**Material provided**.
########

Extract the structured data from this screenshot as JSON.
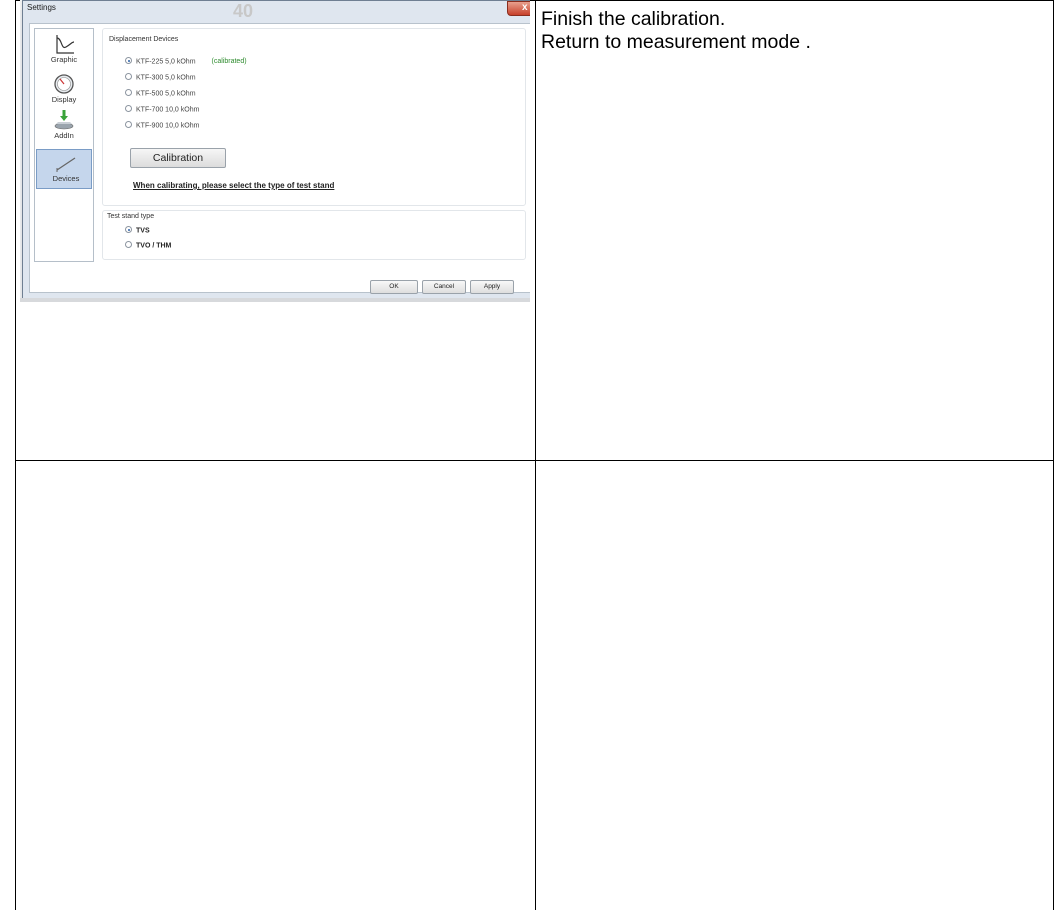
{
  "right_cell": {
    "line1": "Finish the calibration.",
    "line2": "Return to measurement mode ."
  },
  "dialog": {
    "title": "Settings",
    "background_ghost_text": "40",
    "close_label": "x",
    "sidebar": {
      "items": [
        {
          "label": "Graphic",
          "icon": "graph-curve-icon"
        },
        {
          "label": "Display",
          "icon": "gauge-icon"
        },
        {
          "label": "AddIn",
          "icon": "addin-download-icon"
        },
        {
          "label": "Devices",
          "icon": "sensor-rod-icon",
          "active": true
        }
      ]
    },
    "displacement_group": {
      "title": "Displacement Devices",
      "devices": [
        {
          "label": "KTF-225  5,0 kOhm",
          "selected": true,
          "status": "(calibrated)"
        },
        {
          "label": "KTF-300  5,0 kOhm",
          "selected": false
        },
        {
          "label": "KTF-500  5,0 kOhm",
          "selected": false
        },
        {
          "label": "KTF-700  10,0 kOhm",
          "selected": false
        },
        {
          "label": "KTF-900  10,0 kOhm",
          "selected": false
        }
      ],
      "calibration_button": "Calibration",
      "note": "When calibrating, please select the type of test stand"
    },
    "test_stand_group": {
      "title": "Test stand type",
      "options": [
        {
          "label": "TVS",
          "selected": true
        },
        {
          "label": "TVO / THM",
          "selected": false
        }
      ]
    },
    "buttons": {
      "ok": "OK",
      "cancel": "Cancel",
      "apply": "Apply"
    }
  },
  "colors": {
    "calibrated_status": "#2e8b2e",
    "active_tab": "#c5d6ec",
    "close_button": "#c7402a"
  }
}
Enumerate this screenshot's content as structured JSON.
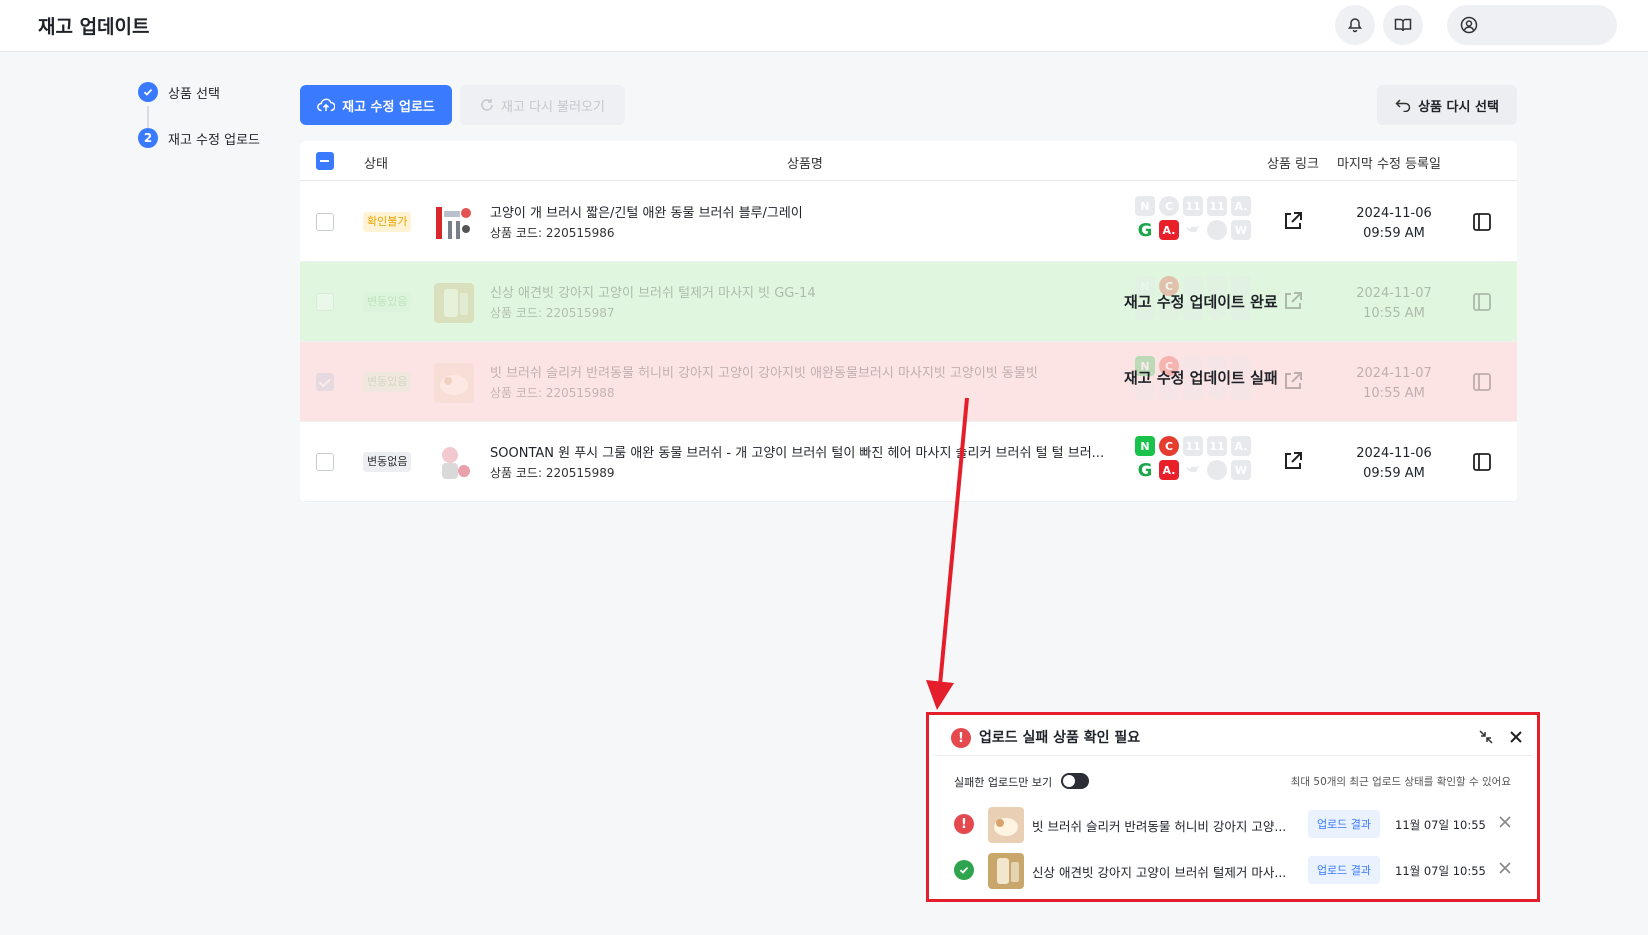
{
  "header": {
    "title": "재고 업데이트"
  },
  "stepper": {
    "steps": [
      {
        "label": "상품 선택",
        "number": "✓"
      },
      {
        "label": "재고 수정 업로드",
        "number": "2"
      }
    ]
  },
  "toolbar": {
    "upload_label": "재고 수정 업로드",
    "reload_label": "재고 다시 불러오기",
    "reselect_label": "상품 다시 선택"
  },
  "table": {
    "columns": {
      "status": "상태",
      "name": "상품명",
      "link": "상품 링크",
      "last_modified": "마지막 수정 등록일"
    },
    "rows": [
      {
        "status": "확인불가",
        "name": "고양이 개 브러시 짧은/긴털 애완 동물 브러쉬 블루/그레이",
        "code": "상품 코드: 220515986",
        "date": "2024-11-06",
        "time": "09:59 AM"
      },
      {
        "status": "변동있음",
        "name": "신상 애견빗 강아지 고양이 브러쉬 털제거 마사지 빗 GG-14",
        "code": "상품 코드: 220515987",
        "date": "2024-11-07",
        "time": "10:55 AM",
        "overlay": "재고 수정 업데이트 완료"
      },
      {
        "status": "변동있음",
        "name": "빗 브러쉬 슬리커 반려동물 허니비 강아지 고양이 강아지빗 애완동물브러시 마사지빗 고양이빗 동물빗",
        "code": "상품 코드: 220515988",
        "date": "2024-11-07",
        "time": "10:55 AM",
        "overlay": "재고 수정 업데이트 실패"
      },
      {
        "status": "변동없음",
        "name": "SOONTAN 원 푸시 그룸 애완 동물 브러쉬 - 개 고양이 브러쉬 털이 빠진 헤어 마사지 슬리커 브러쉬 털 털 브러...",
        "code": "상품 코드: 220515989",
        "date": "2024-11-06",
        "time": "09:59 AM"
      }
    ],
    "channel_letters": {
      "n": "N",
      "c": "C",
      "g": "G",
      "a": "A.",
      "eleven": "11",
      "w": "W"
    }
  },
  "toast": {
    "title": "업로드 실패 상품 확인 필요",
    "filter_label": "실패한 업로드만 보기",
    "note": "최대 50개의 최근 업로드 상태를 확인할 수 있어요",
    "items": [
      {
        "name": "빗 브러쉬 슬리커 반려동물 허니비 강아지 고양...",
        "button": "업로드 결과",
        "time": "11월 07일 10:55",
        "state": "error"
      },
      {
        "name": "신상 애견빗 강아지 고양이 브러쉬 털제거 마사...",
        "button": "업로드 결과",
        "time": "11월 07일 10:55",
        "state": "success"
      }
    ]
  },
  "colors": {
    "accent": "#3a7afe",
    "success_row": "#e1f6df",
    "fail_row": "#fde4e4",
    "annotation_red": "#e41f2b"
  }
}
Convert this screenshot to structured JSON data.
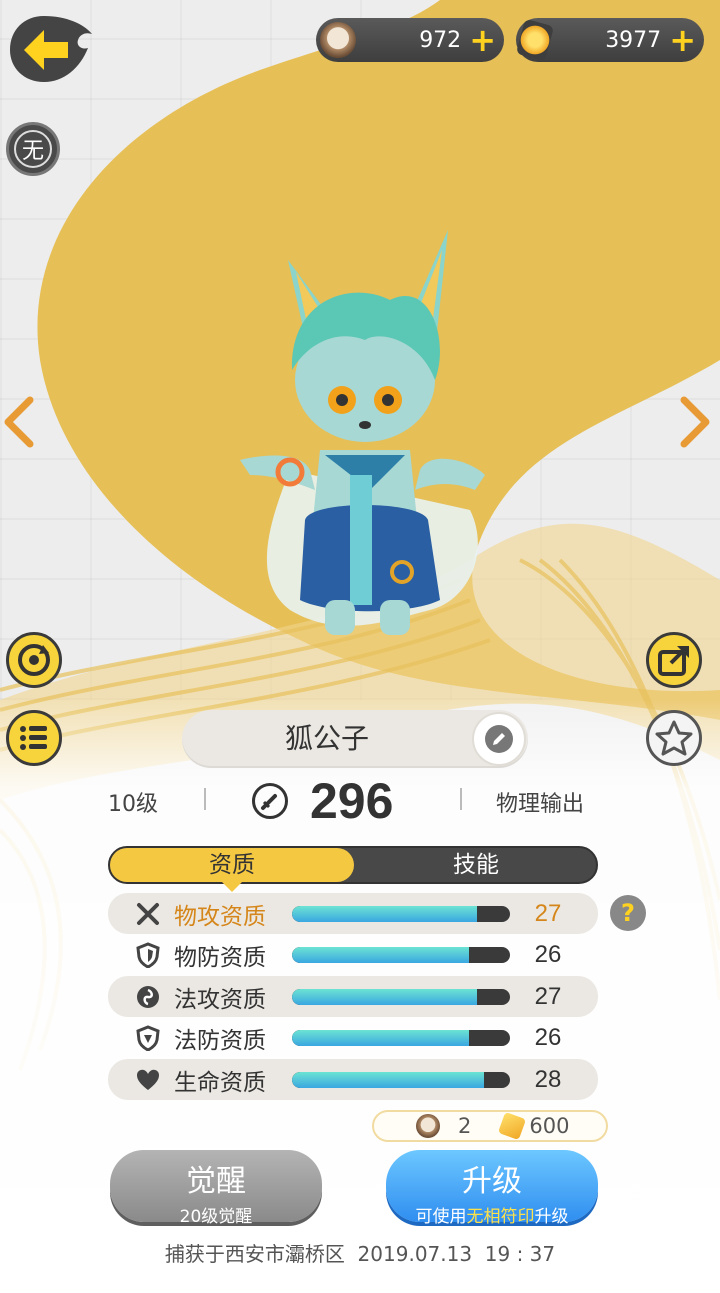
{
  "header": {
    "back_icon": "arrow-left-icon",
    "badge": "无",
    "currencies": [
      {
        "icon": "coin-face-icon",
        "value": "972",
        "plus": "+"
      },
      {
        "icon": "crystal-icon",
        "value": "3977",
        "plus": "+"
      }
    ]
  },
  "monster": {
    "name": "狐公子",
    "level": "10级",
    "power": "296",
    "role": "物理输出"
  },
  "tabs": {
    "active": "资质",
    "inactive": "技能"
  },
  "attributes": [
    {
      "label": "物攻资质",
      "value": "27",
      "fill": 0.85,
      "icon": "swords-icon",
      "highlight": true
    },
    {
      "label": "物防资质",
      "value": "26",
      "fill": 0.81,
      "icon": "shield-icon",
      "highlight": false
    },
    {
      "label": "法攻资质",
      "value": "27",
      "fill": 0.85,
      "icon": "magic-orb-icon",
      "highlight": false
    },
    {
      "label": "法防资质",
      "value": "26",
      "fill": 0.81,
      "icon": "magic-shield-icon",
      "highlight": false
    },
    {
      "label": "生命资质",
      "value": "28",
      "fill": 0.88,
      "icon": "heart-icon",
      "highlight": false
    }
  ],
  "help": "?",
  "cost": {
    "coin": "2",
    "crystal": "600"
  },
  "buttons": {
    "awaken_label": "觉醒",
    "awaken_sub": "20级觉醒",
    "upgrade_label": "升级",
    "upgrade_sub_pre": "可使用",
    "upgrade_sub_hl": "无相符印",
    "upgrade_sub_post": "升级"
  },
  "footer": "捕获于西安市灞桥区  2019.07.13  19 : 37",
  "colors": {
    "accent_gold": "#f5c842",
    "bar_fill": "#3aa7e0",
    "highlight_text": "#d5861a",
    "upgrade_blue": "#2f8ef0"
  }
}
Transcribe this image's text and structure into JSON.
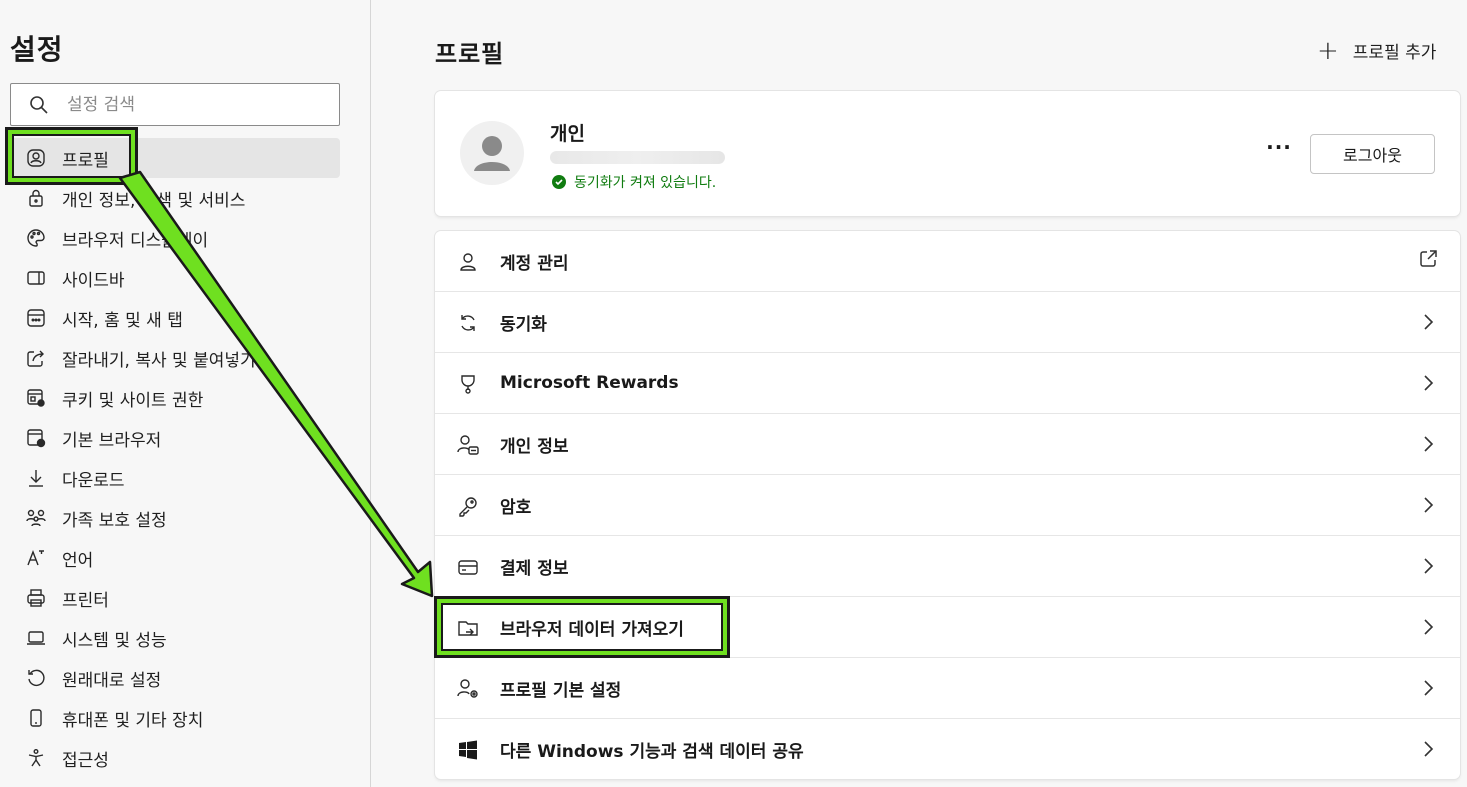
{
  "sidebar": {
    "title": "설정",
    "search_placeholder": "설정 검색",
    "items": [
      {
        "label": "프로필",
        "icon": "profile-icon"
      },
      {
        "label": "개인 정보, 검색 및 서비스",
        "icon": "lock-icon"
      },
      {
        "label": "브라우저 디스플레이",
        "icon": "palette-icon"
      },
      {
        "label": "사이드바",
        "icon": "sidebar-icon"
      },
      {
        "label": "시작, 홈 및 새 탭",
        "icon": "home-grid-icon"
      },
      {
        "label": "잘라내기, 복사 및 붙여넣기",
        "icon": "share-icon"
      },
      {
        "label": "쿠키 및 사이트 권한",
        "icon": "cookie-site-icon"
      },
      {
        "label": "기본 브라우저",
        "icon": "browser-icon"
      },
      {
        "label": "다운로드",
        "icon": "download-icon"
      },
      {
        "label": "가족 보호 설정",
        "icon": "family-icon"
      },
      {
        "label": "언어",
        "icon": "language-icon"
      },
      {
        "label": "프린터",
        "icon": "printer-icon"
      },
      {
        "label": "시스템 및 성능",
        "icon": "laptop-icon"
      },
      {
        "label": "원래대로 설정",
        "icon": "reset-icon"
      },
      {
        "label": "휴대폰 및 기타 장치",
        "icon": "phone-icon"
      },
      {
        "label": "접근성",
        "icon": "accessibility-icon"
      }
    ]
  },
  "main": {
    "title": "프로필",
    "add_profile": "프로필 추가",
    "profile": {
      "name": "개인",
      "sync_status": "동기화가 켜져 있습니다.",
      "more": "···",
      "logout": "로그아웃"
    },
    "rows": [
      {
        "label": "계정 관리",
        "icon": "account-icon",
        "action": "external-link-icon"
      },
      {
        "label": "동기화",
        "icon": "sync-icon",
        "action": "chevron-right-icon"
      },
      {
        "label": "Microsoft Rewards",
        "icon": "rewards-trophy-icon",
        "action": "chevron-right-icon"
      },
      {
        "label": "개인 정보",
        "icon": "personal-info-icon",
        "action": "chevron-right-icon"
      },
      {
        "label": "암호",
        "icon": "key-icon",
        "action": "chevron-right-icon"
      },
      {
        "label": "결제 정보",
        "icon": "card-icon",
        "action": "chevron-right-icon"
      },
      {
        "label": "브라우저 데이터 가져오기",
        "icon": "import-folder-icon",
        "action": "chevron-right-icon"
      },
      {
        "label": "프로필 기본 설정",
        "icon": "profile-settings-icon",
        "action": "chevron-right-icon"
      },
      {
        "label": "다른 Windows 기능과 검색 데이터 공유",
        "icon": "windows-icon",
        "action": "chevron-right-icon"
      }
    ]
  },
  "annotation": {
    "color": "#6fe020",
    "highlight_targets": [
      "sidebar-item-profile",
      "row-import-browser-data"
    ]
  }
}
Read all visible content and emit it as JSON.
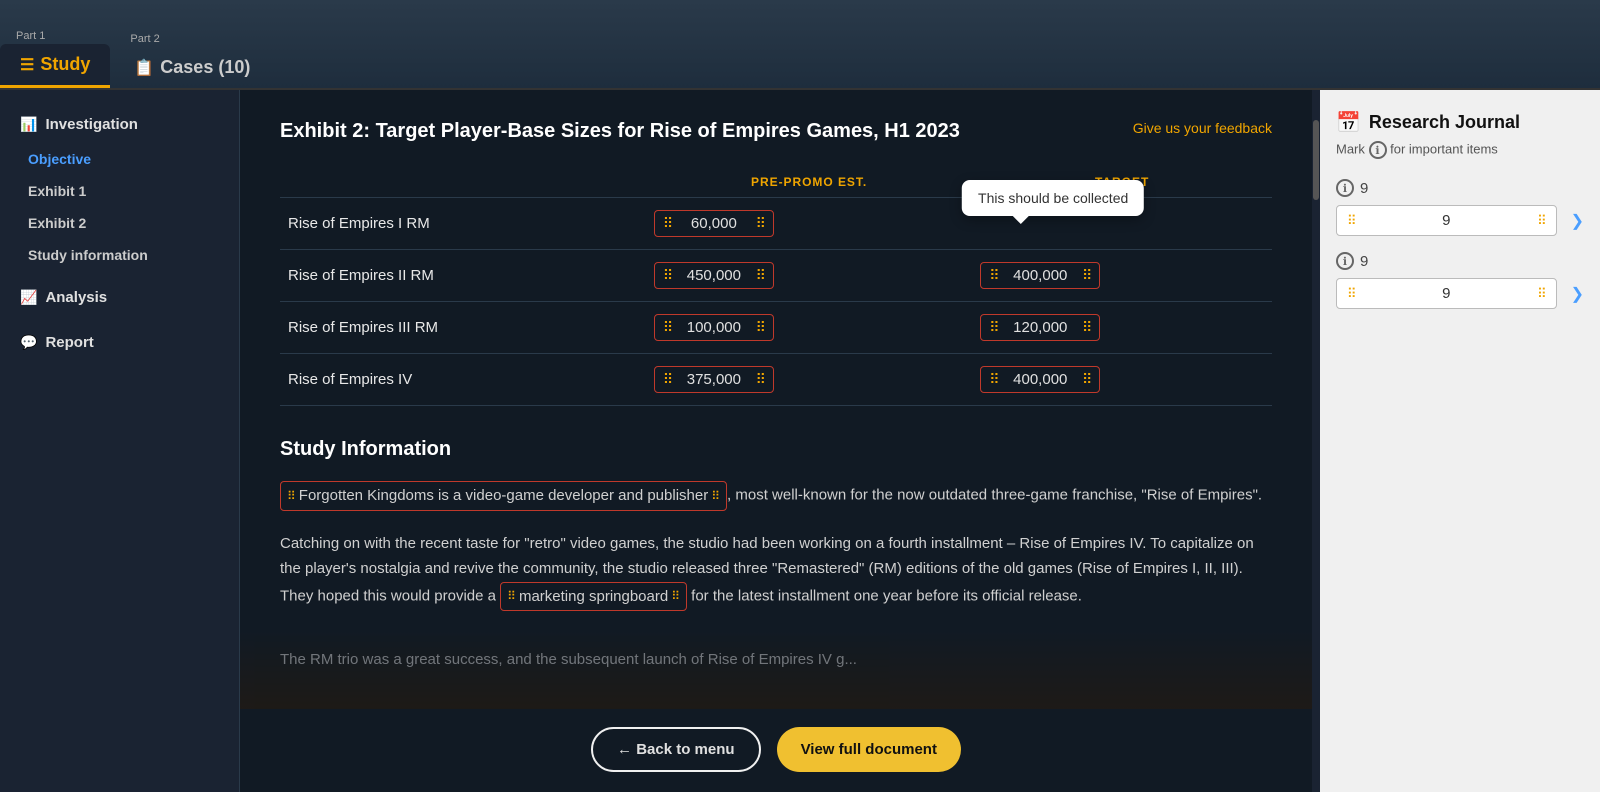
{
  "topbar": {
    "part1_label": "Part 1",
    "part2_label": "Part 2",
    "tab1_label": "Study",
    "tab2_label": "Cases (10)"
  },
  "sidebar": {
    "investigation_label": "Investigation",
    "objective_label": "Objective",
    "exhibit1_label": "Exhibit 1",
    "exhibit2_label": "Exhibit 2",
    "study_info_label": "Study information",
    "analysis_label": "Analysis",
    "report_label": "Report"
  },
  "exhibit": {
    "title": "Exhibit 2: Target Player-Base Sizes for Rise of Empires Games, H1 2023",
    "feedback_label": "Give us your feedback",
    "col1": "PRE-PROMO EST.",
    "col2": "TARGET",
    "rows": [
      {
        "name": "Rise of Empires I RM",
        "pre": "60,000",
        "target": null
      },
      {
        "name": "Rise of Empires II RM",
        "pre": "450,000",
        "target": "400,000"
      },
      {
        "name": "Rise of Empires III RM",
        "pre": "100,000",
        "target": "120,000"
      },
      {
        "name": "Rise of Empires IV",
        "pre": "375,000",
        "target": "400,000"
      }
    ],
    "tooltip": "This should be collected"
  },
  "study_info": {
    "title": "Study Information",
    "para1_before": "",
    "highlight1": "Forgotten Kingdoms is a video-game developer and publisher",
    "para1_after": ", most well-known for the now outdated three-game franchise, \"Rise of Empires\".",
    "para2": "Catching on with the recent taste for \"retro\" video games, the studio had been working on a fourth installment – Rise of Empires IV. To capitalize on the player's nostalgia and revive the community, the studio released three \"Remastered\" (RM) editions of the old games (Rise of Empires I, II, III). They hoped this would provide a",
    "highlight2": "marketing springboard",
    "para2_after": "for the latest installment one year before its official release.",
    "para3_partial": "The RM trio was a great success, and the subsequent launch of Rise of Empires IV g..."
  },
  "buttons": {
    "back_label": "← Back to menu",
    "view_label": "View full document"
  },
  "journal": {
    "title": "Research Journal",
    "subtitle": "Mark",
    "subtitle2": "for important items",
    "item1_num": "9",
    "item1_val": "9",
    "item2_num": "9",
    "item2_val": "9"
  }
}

########

**Written exercise**.
In the entries above, locate every line with the word "브라우저" and copy it.

**Written reply**.
        "label": "브라우저 디스플레이",
        "label": "기본 브라우저",
        "label": "브라우저 데이터 가져오기",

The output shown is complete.